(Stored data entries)
BEGIN

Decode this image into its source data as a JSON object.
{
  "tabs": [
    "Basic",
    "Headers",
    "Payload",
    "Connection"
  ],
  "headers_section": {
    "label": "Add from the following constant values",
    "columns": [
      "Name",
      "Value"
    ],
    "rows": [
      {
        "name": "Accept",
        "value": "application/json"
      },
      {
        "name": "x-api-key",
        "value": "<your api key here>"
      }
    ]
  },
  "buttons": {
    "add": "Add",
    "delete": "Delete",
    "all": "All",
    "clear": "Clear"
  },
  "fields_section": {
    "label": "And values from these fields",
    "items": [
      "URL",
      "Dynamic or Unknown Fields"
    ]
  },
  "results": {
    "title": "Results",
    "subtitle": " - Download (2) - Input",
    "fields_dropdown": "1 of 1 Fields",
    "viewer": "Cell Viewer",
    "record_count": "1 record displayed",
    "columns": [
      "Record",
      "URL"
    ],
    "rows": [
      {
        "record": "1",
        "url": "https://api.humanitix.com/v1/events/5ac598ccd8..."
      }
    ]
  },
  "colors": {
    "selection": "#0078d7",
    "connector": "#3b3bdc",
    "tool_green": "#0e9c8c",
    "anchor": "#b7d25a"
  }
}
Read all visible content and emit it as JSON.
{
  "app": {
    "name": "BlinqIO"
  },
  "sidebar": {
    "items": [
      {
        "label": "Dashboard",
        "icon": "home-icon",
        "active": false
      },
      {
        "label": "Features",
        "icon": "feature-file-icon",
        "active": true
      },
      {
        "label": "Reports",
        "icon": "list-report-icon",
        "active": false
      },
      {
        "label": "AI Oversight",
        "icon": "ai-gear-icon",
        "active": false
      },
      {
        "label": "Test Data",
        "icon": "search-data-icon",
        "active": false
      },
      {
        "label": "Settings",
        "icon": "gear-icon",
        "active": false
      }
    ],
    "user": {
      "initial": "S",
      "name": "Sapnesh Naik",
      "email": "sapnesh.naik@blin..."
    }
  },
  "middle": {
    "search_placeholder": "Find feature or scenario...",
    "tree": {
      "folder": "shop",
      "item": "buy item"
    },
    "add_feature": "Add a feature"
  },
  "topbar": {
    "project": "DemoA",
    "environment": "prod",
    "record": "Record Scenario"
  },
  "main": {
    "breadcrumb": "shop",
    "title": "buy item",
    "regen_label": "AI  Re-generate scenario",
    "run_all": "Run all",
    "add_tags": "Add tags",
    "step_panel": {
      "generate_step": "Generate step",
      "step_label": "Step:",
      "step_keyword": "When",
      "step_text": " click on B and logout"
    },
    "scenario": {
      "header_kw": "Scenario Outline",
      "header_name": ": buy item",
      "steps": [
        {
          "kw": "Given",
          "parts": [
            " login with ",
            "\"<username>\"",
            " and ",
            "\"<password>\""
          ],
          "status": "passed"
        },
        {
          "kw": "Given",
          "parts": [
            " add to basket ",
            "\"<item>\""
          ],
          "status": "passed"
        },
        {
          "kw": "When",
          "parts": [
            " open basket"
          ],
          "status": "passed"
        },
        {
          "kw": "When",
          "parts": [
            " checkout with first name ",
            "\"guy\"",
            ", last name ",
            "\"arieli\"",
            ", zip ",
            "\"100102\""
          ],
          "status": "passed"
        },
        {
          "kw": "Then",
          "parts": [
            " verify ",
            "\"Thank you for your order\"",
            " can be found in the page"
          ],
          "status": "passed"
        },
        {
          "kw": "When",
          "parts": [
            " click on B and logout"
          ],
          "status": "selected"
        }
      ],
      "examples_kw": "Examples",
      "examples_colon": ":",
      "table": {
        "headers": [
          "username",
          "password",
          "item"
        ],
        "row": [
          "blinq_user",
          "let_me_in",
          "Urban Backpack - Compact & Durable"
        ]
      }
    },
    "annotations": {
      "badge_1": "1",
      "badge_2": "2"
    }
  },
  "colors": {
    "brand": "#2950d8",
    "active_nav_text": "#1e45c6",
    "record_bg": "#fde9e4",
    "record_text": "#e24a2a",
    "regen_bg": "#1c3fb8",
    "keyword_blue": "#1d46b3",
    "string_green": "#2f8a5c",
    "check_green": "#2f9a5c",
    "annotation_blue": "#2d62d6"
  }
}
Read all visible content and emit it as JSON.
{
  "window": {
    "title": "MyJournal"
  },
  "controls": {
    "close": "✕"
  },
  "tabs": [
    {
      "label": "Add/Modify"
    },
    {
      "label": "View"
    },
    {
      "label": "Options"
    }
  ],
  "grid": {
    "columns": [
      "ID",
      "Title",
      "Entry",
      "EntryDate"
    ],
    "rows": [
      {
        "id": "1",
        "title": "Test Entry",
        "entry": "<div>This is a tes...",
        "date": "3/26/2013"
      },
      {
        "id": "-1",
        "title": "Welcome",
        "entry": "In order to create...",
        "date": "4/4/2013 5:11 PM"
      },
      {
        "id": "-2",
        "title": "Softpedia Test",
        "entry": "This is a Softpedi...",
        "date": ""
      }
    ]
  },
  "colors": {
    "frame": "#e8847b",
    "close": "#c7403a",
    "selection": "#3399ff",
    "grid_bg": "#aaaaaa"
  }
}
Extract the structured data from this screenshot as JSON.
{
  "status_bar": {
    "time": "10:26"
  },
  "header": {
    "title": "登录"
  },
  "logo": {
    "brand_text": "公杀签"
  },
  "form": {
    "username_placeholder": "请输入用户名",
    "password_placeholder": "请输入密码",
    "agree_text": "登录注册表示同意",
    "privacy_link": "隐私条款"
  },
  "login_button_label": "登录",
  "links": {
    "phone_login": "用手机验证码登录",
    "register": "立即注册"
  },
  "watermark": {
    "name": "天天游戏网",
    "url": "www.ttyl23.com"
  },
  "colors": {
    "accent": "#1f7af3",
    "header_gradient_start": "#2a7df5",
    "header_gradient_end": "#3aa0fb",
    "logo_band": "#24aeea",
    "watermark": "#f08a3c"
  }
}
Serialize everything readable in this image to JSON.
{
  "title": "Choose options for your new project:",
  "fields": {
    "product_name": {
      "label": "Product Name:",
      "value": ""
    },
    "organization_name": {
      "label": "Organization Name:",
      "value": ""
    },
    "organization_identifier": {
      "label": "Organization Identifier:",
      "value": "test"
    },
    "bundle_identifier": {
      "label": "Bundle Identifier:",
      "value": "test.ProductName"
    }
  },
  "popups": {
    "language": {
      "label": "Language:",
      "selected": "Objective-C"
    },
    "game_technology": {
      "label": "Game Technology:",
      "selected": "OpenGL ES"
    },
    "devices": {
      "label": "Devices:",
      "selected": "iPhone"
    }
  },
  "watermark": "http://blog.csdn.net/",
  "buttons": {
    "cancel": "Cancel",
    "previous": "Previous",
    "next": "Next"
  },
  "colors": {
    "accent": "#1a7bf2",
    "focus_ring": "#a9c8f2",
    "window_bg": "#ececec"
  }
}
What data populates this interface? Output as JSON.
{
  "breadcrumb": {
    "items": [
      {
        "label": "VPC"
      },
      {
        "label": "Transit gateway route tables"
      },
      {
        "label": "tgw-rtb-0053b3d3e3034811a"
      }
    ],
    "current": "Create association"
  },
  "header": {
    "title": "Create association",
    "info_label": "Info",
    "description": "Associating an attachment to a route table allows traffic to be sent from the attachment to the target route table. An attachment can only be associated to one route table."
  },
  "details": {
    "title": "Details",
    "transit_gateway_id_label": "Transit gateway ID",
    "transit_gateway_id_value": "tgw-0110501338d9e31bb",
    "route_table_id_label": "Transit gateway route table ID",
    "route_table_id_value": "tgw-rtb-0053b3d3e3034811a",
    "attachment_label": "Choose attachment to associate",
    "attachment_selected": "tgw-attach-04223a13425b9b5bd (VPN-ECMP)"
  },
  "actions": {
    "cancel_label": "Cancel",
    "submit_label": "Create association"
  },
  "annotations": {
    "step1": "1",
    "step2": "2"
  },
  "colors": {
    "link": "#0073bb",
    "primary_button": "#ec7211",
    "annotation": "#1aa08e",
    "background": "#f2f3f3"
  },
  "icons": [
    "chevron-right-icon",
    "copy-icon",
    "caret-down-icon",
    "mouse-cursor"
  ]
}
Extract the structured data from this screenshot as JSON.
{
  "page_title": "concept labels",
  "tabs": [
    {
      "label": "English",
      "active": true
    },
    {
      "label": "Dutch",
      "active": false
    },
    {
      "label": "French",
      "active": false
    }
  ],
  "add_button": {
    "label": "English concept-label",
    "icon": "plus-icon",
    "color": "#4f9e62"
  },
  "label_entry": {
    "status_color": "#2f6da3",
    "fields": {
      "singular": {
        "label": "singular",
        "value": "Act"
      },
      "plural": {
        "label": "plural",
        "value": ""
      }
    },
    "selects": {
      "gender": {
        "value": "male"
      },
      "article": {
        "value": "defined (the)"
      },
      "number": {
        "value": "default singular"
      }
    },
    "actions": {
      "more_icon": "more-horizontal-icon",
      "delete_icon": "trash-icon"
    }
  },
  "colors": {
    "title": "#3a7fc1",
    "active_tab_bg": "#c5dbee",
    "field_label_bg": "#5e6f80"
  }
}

END

* **Task instructions**: Only lines holding the string "selection" are wanted; gather each one from the entries above.

* **Complete output**:
    "selection": "#0078d7",
    "selection": "#3399ff",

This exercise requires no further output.